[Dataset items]

————

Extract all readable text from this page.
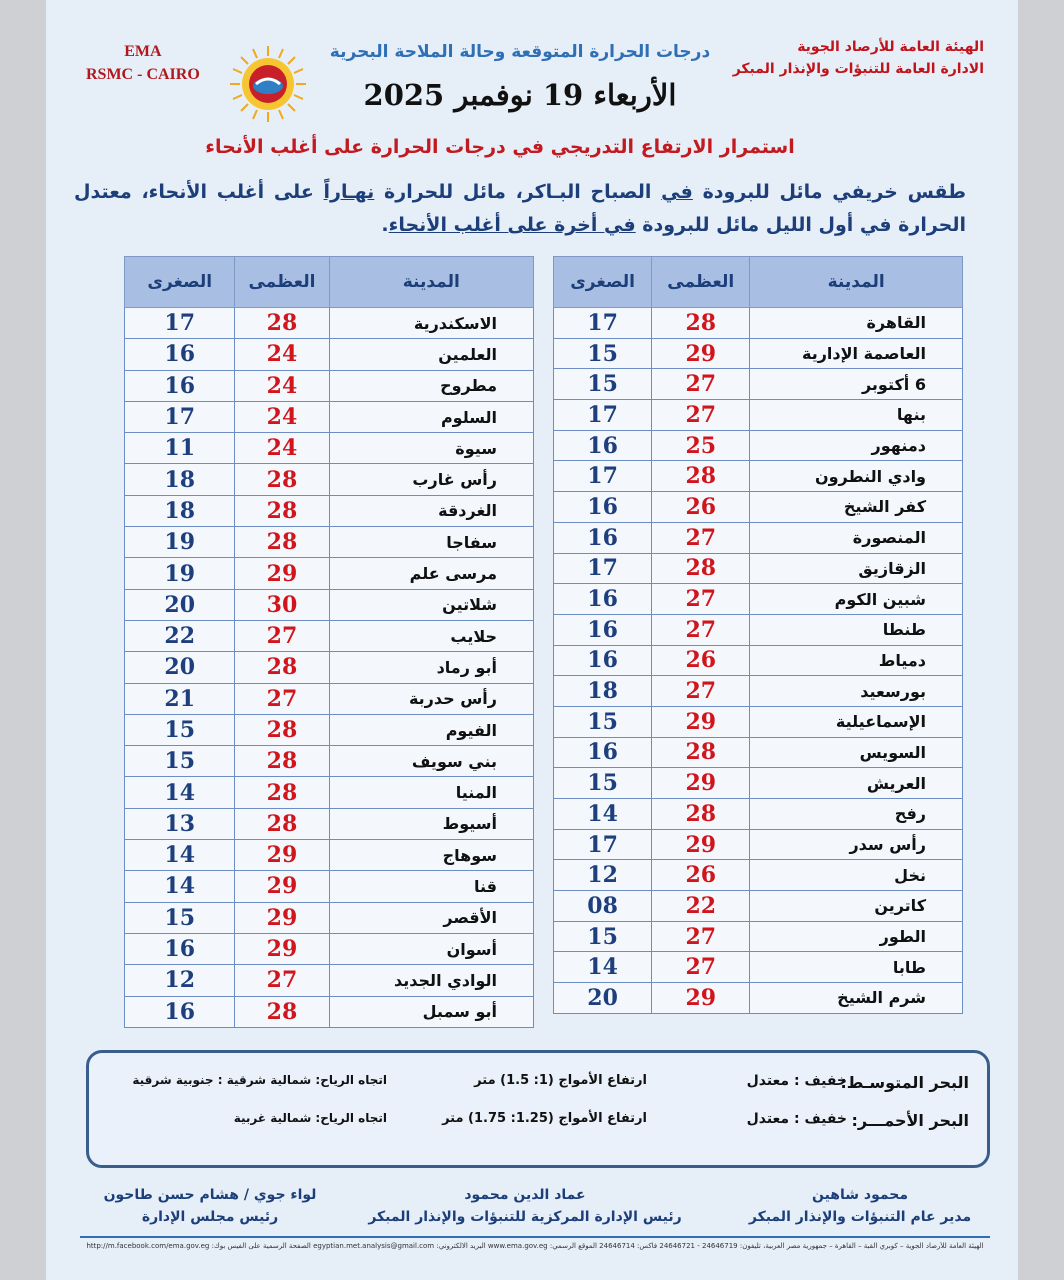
الهيئة العامة للأرصاد الجوية
الادارة العامة للتنبؤات والإنذار المبكر
EMA
RSMC - CAIRO
درجات الحرارة المتوقعة وحالة الملاحة البحرية
الأربعاء 19 نوفمبر 2025
استمرار الارتفاع التدريجي في درجات الحرارة على أغلب الأنحاء
طقس خريفي مائل للبرودة في الصباح البـاكر، مائل للحرارة نهـاراً على أغلب الأنحاء، معتدل الحرارة في أول الليل مائل للبرودة في أخرة على أغلب الأنحاء.
المدينة	العظمى	الصغرى
القاهرة	28	17
العاصمة الإدارية	29	15
6 أكتوبر	27	15
بنها	27	17
دمنهور	25	16
وادي النطرون	28	17
كفر الشيخ	26	16
المنصورة	27	16
الزقازيق	28	17
شبين الكوم	27	16
طنطا	27	16
دمياط	26	16
بورسعيد	27	18
الإسماعيلية	29	15
السويس	28	16
العريش	29	15
رفح	28	14
رأس سدر	29	17
نخل	26	12
كاترين	22	08
الطور	27	15
طابا	27	14
شرم الشيخ	29	20
المدينة	العظمى	الصغرى
الاسكندرية	28	17
العلمين	24	16
مطروح	24	16
السلوم	24	17
سيوة	24	11
رأس غارب	28	18
الغردقة	28	18
سفاجا	28	19
مرسى علم	29	19
شلاتين	30	20
حلايب	27	22
أبو رماد	28	20
رأس حدربة	27	21
الفيوم	28	15
بني سويف	28	15
المنيا	28	14
أسيوط	28	13
سوهاج	29	14
قنا	29	14
الأقصر	29	15
أسوان	29	16
الوادي الجديد	27	12
أبو سمبل	28	16
البحر المتوسـط:
خفيف : معتدل
ارتفاع الأمواج (1: 1.5) متر
اتجاه الرياح: شمالية شرقية : جنوبية شرقية
البحر الأحمـــر:
خفيف : معتدل
ارتفاع الأمواج (1.25: 1.75) متر
اتجاه الرياح: شمالية غربية
محمود شاهين
مدير عام التنبؤات والإنذار المبكر
عماد الدين محمود
رئيس الإدارة المركزية للتنبؤات والإنذار المبكر
لواء جوي / هشام حسن طاحون
رئيس مجلس الإدارة
الهيئة العامة للأرصاد الجوية – كوبري القبة – القاهرة – جمهورية مصر العربية، تليفون: 24646719 - 24646721 فاكس: 24646714 الموقع الرسمي: www.ema.gov.eg البريد الالكتروني: egyptian.met.analysis@gmail.com الصفحة الرسمية على الفيس بوك: http://m.facebook.com/ema.gov.eg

————

## Exercise task
Return every line in the listing that contains the word "والإنذار".

## Exercise output
الادارة العامة للتنبؤات والإنذار المبكر
مدير عام التنبؤات والإنذار المبكر
رئيس الإدارة المركزية للتنبؤات والإنذار المبكر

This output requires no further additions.